Written problem: Transcribe all the entries word for word, but omit the images.

##############################

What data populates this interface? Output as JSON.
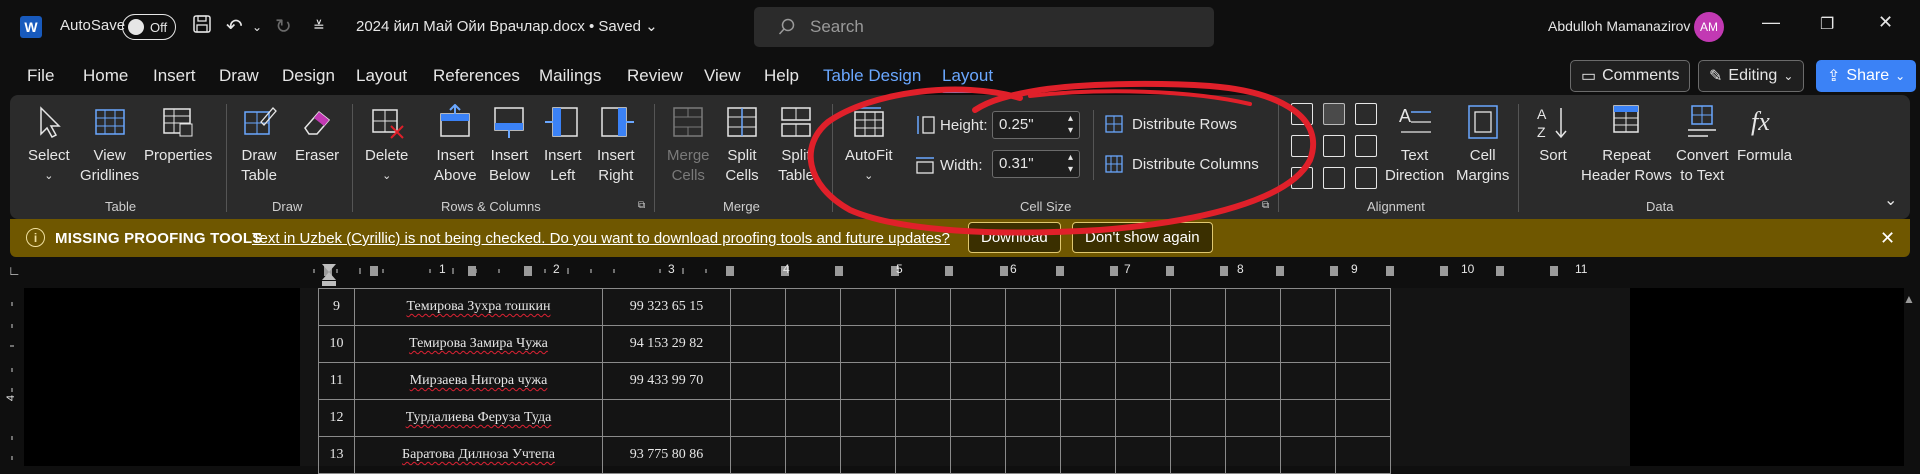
{
  "titlebar": {
    "app_letter": "W",
    "autosave_label": "AutoSave",
    "autosave_state": "Off",
    "doc_title": "2024 йил Май Ойи Врачлар.docx • Saved",
    "search_placeholder": "Search",
    "user_name": "Abdulloh Mamanazirov",
    "avatar_initials": "AM"
  },
  "tabs": [
    "File",
    "Home",
    "Insert",
    "Draw",
    "Design",
    "Layout",
    "References",
    "Mailings",
    "Review",
    "View",
    "Help",
    "Table Design",
    "Layout"
  ],
  "tab_right": {
    "comments": "Comments",
    "editing": "Editing",
    "share": "Share"
  },
  "ribbon": {
    "table": {
      "select": "Select",
      "view_gridlines_1": "View",
      "view_gridlines_2": "Gridlines",
      "properties": "Properties",
      "label": "Table"
    },
    "draw": {
      "draw_table_1": "Draw",
      "draw_table_2": "Table",
      "eraser": "Eraser",
      "label": "Draw"
    },
    "rows_cols": {
      "delete": "Delete",
      "insert_above_1": "Insert",
      "insert_above_2": "Above",
      "insert_below_1": "Insert",
      "insert_below_2": "Below",
      "insert_left_1": "Insert",
      "insert_left_2": "Left",
      "insert_right_1": "Insert",
      "insert_right_2": "Right",
      "label": "Rows & Columns"
    },
    "merge": {
      "merge_cells_1": "Merge",
      "merge_cells_2": "Cells",
      "split_cells_1": "Split",
      "split_cells_2": "Cells",
      "split_table_1": "Split",
      "split_table_2": "Table",
      "label": "Merge"
    },
    "cell_size": {
      "autofit": "AutoFit",
      "height_label": "Height:",
      "height_value": "0.25\"",
      "width_label": "Width:",
      "width_value": "0.31\"",
      "distribute_rows": "Distribute Rows",
      "distribute_columns": "Distribute Columns",
      "label": "Cell Size"
    },
    "alignment": {
      "text_direction_1": "Text",
      "text_direction_2": "Direction",
      "cell_margins_1": "Cell",
      "cell_margins_2": "Margins",
      "label": "Alignment"
    },
    "data": {
      "sort": "Sort",
      "repeat_header_1": "Repeat",
      "repeat_header_2": "Header Rows",
      "convert_1": "Convert",
      "convert_2": "to Text",
      "formula": "Formula",
      "label": "Data"
    }
  },
  "message_bar": {
    "title": "MISSING PROOFING TOOLS",
    "text": "Text in Uzbek (Cyrillic) is not being checked. Do you want to download proofing tools and future updates?",
    "download": "Download",
    "dont_show": "Don't show again"
  },
  "ruler": {
    "numbers": [
      "1",
      "2",
      "3",
      "4",
      "5",
      "6",
      "7",
      "8",
      "9",
      "10",
      "11"
    ],
    "vertical_number": "4"
  },
  "table_rows": [
    {
      "num": "9",
      "name": "Темирова Зухра тошкин",
      "phone": "99 323 65 15"
    },
    {
      "num": "10",
      "name": "Темирова Замира Чужа",
      "phone": "94 153 29 82"
    },
    {
      "num": "11",
      "name": "Мирзаева Нигора чужа",
      "phone": "99 433 99 70"
    },
    {
      "num": "12",
      "name": "Турдалиева Феруза Туда",
      "phone": ""
    },
    {
      "num": "13",
      "name": "Баратова Дилноза Учтепа",
      "phone": "93 775 80 86"
    }
  ],
  "colors": {
    "accent": "#6aa7ff",
    "share": "#3b82f6",
    "message_bar": "#6f5700",
    "annotation": "#e0202a",
    "avatar": "#c239b3"
  }
}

##############################

Output for this task:
What data populates this interface? Output as JSON.
{
  "titlebar": {
    "app_letter": "W",
    "autosave_label": "AutoSave",
    "autosave_state": "Off",
    "doc_title": "2024 йил Май Ойи Врачлар.docx • Saved",
    "search_placeholder": "Search",
    "user_name": "Abdulloh Mamanazirov",
    "avatar_initials": "AM"
  },
  "tabs": [
    "File",
    "Home",
    "Insert",
    "Draw",
    "Design",
    "Layout",
    "References",
    "Mailings",
    "Review",
    "View",
    "Help",
    "Table Design",
    "Layout"
  ],
  "tab_right": {
    "comments": "Comments",
    "editing": "Editing",
    "share": "Share"
  },
  "ribbon": {
    "table": {
      "select": "Select",
      "view_gridlines_1": "View",
      "view_gridlines_2": "Gridlines",
      "properties": "Properties",
      "label": "Table"
    },
    "draw": {
      "draw_table_1": "Draw",
      "draw_table_2": "Table",
      "eraser": "Eraser",
      "label": "Draw"
    },
    "rows_cols": {
      "delete": "Delete",
      "insert_above_1": "Insert",
      "insert_above_2": "Above",
      "insert_below_1": "Insert",
      "insert_below_2": "Below",
      "insert_left_1": "Insert",
      "insert_left_2": "Left",
      "insert_right_1": "Insert",
      "insert_right_2": "Right",
      "label": "Rows & Columns"
    },
    "merge": {
      "merge_cells_1": "Merge",
      "merge_cells_2": "Cells",
      "split_cells_1": "Split",
      "split_cells_2": "Cells",
      "split_table_1": "Split",
      "split_table_2": "Table",
      "label": "Merge"
    },
    "cell_size": {
      "autofit": "AutoFit",
      "height_label": "Height:",
      "height_value": "0.25\"",
      "width_label": "Width:",
      "width_value": "0.31\"",
      "distribute_rows": "Distribute Rows",
      "distribute_columns": "Distribute Columns",
      "label": "Cell Size"
    },
    "alignment": {
      "text_direction_1": "Text",
      "text_direction_2": "Direction",
      "cell_margins_1": "Cell",
      "cell_margins_2": "Margins",
      "label": "Alignment"
    },
    "data": {
      "sort": "Sort",
      "repeat_header_1": "Repeat",
      "repeat_header_2": "Header Rows",
      "convert_1": "Convert",
      "convert_2": "to Text",
      "formula": "Formula",
      "label": "Data"
    }
  },
  "message_bar": {
    "title": "MISSING PROOFING TOOLS",
    "text": "Text in Uzbek (Cyrillic) is not being checked. Do you want to download proofing tools and future updates?",
    "download": "Download",
    "dont_show": "Don't show again"
  },
  "ruler": {
    "numbers": [
      "1",
      "2",
      "3",
      "4",
      "5",
      "6",
      "7",
      "8",
      "9",
      "10",
      "11"
    ],
    "vertical_number": "4"
  },
  "table_rows": [
    {
      "num": "9",
      "name": "Темирова Зухра тошкин",
      "phone": "99 323 65 15"
    },
    {
      "num": "10",
      "name": "Темирова Замира Чужа",
      "phone": "94 153 29 82"
    },
    {
      "num": "11",
      "name": "Мирзаева Нигора чужа",
      "phone": "99 433 99 70"
    },
    {
      "num": "12",
      "name": "Турдалиева Феруза Туда",
      "phone": ""
    },
    {
      "num": "13",
      "name": "Баратова Дилноза Учтепа",
      "phone": "93 775 80 86"
    }
  ],
  "colors": {
    "accent": "#6aa7ff",
    "share": "#3b82f6",
    "message_bar": "#6f5700",
    "annotation": "#e0202a",
    "avatar": "#c239b3"
  }
}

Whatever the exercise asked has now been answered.